▸ **Given passage**
Bench Memos

Law & the Courts

Judge Jeffrey Sutton Against Universal Injunctions

In a ruling yesterday in Arizona v. Biden, Sixth Circuit chief judge Jeffrey Sutton penned a unanimous opinion that granted a stay of a district court’s nationwide preliminary injunction that would have barred the Department of Homeland Security from implementing enforcement priorities and policies that the HHS Secretary set forth in a memorandum. Sutton also issued a concurring opinion that expressed his “considerable skepticism” about so-called “nationwide” or “universal” injunctions. Some excerpts (citations omitted):

I do not take issue with the court’s decision to extend the remedy beyond the Southern District of Ohio as to the three state claimants. When “exercising its equity powers,” a district court “may command persons properly before it to cease or perform acts outside its territorial jurisdiction.” But it is one thing to honor a federal court judgment issued in favor of, say, Arizona by the Southern District of Ohio anywhere in the country. It is quite another to do so for the 47 States that did not participate in the lawsuit….

A valid Article III remedy “operate[s] with respect to specific parties,” not with respect to a law “in the abstract.” That is why courts generally grant relief in a party-specific and injury-focused manner. In this same way, we do not remove—“erase”—from legislative codes unconstitutional provisions. Jonathan Mitchell, The Writ–of–Erasure Fallacy, 104 Va. L. Rev. 933, 1016–17 (2018). We merely refuse to enforce them in a case, thereby exercising “the negative power to disregard an unconstitutional enactment.” After a court has remedied a claimant’s injury, it is fair to ask what controversy remains for a court to adjudicate or remedy.

Call them what you will—nationwide injunctions or universal remedies—they seem to take the judicial power beyond its traditionally understood uses, permitting district courts to order the government to act or refrain from acting toward nonparties in the case. The law already has a mechanism for applying a judgment to third parties. That is the role of class actions, and Civil Rule 23 carefully lays out the procedures for permitting a district court to bind nonparties to an action. Nationwide injunctions sometimes give States victories they did not earn and sometimes give States victories they do not want. They always sidestep Rule 23’s requirements.

Such injunctions create practical problems too. The effect of them is to prevent the National Government from enforcing a rule or executive order without (potentially) having to prevail in all 94 district courts and all 12 regional courts of appeals. They incentivize forum shopping. They short-circuit the decisionmaking benefits of having different courts weigh in on vexing questions of law and allowing the best ideas to percolate to the top. They lead to rushes to judgment. And all of this loads more and more carriage on the emergency dockets of the federal courts, a necessary feature of any hierarchical court system but one designed for occasional, not incessant, demands for relief.

▸ **Actions to take**
1. Say whether each statement agrees with the Bench Memos post, answering yes or no and quoting the words of the post that decide it.
(a) Sutton's opinion for the court was unanimous.
(b) The court denied a stay of the district court's injunction.
(c) In his concurrence, Sutton objects to extending the remedy beyond the Southern District of Ohio for the three state claimants.
2. Using the Bench Memos post, answer each question:
(a) How many States did not take part in the lawsuit?
(b) Which rule sets out the procedures that allow a district court to bind nonparties to an action?
(c) In how many district courts might the National Government potentially have to prevail?
3. Reproduce the passage of the Bench Memos post that begins at the words "Call them what" and stops after "Rule 23’s requirements.".
The lines after this point come from a separate source, not from the Bench Memos post.

▸ **Given records**
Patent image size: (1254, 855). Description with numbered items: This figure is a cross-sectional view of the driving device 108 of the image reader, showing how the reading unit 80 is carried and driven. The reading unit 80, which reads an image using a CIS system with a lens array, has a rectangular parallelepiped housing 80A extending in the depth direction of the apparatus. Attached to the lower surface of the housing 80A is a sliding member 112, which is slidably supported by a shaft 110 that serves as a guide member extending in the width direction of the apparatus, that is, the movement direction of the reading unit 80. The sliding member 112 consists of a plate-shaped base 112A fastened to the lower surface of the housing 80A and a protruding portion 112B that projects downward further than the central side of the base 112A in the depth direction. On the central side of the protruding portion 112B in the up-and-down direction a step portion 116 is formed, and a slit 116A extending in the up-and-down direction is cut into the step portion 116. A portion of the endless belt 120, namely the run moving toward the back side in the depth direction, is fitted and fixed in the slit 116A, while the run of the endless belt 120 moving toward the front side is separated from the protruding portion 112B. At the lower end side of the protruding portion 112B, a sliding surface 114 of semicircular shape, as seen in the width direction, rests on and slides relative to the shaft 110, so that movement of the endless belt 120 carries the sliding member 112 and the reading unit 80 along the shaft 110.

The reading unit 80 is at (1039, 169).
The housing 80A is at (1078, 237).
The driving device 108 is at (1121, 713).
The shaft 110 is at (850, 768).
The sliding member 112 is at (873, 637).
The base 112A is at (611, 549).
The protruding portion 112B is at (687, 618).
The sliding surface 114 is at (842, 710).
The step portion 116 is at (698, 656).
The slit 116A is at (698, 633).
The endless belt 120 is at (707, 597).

▸ **Results**
1.
(a) Yes: "penned a unanimous opinion"
(b) No: "granted a stay of a district court’s nationwide preliminary injunction"
(c) No: "I do not take issue with the court’s decision to extend the remedy beyond the Southern District of Ohio as to the three state claimants."

2.
(a) 47
(b) Civil Rule 23
(c) 94

3.
Call them what you will—nationwide injunctions or universal remedies—they seem to take the judicial power beyond its traditionally understood uses, permitting district courts to order the government to act or refrain from acting toward nonparties in the case. The law already has a mechanism for applying a judgment to third parties. That is the role of class actions, and Civil Rule 23 carefully lays out the procedures for permitting a district court to bind nonparties to an action. Nationwide injunctions sometimes give States victories they did not earn and sometimes give States victories they do not want. They always sidestep Rule 23’s requirements.